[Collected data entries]
#####
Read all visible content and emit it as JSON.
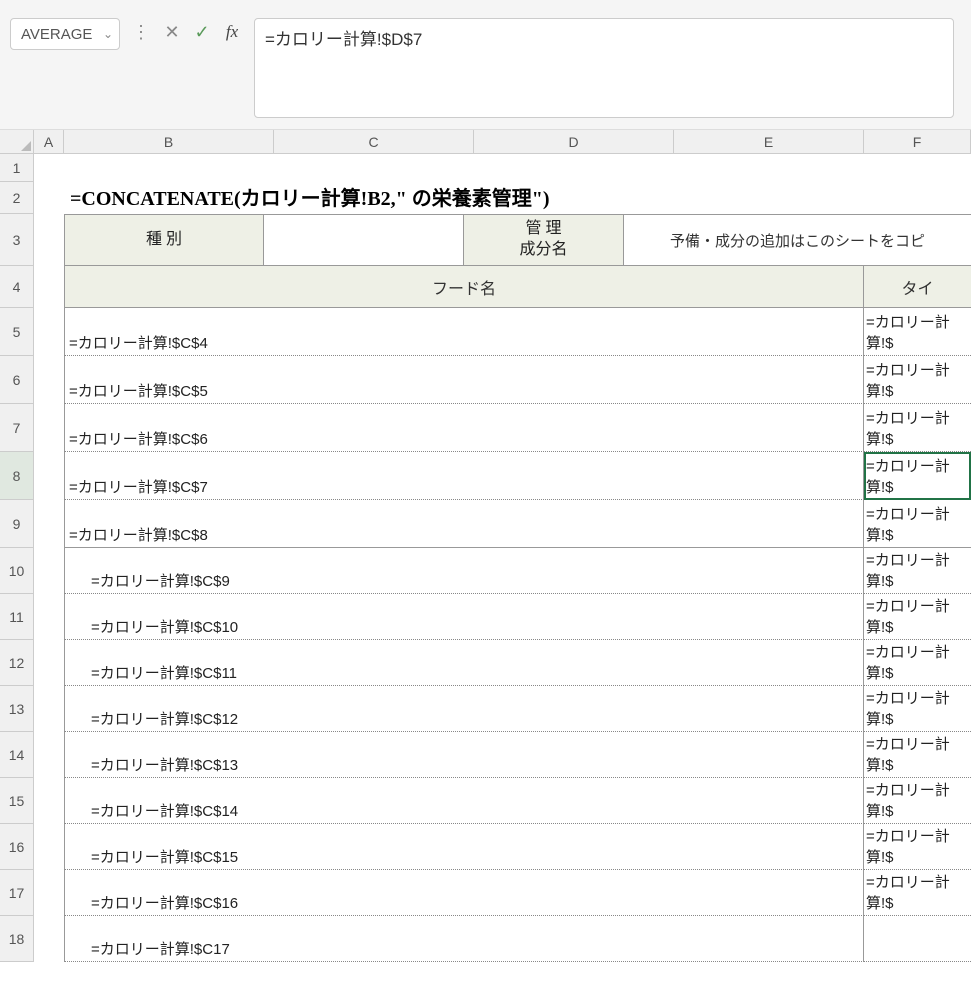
{
  "formula_bar": {
    "name_box": "AVERAGE",
    "formula": "=カロリー計算!$D$7"
  },
  "columns": [
    "A",
    "B",
    "C",
    "D",
    "E",
    "F"
  ],
  "row_headers": [
    "1",
    "2",
    "3",
    "4",
    "5",
    "6",
    "7",
    "8",
    "9",
    "10",
    "11",
    "12",
    "13",
    "14",
    "15",
    "16",
    "17",
    "18"
  ],
  "active_row": 8,
  "title_row": {
    "text": "=CONCATENATE(カロリー計算!B2,\" の栄養素管理\")"
  },
  "header_row1": {
    "shubetsu": "種 別",
    "kanri": "管 理\n成分名",
    "yobi": "予備・成分の追加はこのシートをコピ"
  },
  "header_row2": {
    "food": "フード名",
    "type": "タイ"
  },
  "data_rows": [
    {
      "row": 5,
      "food": "=カロリー計算!$C$4",
      "indent": false,
      "type": "=カロリー計算!$"
    },
    {
      "row": 6,
      "food": "=カロリー計算!$C$5",
      "indent": false,
      "type": "=カロリー計算!$"
    },
    {
      "row": 7,
      "food": "=カロリー計算!$C$6",
      "indent": false,
      "type": "=カロリー計算!$"
    },
    {
      "row": 8,
      "food": "=カロリー計算!$C$7",
      "indent": false,
      "type": "=カロリー計算!$"
    },
    {
      "row": 9,
      "food": "=カロリー計算!$C$8",
      "indent": false,
      "type": "=カロリー計算!$",
      "solid": true
    },
    {
      "row": 10,
      "food": "=カロリー計算!$C$9",
      "indent": true,
      "type": "=カロリー計算!$"
    },
    {
      "row": 11,
      "food": "=カロリー計算!$C$10",
      "indent": true,
      "type": "=カロリー計算!$"
    },
    {
      "row": 12,
      "food": "=カロリー計算!$C$11",
      "indent": true,
      "type": "=カロリー計算!$"
    },
    {
      "row": 13,
      "food": "=カロリー計算!$C$12",
      "indent": true,
      "type": "=カロリー計算!$"
    },
    {
      "row": 14,
      "food": "=カロリー計算!$C$13",
      "indent": true,
      "type": "=カロリー計算!$"
    },
    {
      "row": 15,
      "food": "=カロリー計算!$C$14",
      "indent": true,
      "type": "=カロリー計算!$"
    },
    {
      "row": 16,
      "food": "=カロリー計算!$C$15",
      "indent": true,
      "type": "=カロリー計算!$"
    },
    {
      "row": 17,
      "food": "=カロリー計算!$C$16",
      "indent": true,
      "type": "=カロリー計算!$"
    },
    {
      "row": 18,
      "food": "=カロリー計算!$C17",
      "indent": true,
      "type": ""
    }
  ]
}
#####
> _Written request_
Reproduce the entries exactly. Do not carry over any picture.

> _Complete answer_
Read all visible content and emit it as JSON.
{
  "formula_bar": {
    "name_box": "AVERAGE",
    "formula": "=カロリー計算!$D$7"
  },
  "columns": [
    "A",
    "B",
    "C",
    "D",
    "E",
    "F"
  ],
  "row_headers": [
    "1",
    "2",
    "3",
    "4",
    "5",
    "6",
    "7",
    "8",
    "9",
    "10",
    "11",
    "12",
    "13",
    "14",
    "15",
    "16",
    "17",
    "18"
  ],
  "active_row": 8,
  "title_row": {
    "text": "=CONCATENATE(カロリー計算!B2,\" の栄養素管理\")"
  },
  "header_row1": {
    "shubetsu": "種 別",
    "kanri": "管 理\n成分名",
    "yobi": "予備・成分の追加はこのシートをコピ"
  },
  "header_row2": {
    "food": "フード名",
    "type": "タイ"
  },
  "data_rows": [
    {
      "row": 5,
      "food": "=カロリー計算!$C$4",
      "indent": false,
      "type": "=カロリー計算!$"
    },
    {
      "row": 6,
      "food": "=カロリー計算!$C$5",
      "indent": false,
      "type": "=カロリー計算!$"
    },
    {
      "row": 7,
      "food": "=カロリー計算!$C$6",
      "indent": false,
      "type": "=カロリー計算!$"
    },
    {
      "row": 8,
      "food": "=カロリー計算!$C$7",
      "indent": false,
      "type": "=カロリー計算!$"
    },
    {
      "row": 9,
      "food": "=カロリー計算!$C$8",
      "indent": false,
      "type": "=カロリー計算!$",
      "solid": true
    },
    {
      "row": 10,
      "food": "=カロリー計算!$C$9",
      "indent": true,
      "type": "=カロリー計算!$"
    },
    {
      "row": 11,
      "food": "=カロリー計算!$C$10",
      "indent": true,
      "type": "=カロリー計算!$"
    },
    {
      "row": 12,
      "food": "=カロリー計算!$C$11",
      "indent": true,
      "type": "=カロリー計算!$"
    },
    {
      "row": 13,
      "food": "=カロリー計算!$C$12",
      "indent": true,
      "type": "=カロリー計算!$"
    },
    {
      "row": 14,
      "food": "=カロリー計算!$C$13",
      "indent": true,
      "type": "=カロリー計算!$"
    },
    {
      "row": 15,
      "food": "=カロリー計算!$C$14",
      "indent": true,
      "type": "=カロリー計算!$"
    },
    {
      "row": 16,
      "food": "=カロリー計算!$C$15",
      "indent": true,
      "type": "=カロリー計算!$"
    },
    {
      "row": 17,
      "food": "=カロリー計算!$C$16",
      "indent": true,
      "type": "=カロリー計算!$"
    },
    {
      "row": 18,
      "food": "=カロリー計算!$C17",
      "indent": true,
      "type": ""
    }
  ]
}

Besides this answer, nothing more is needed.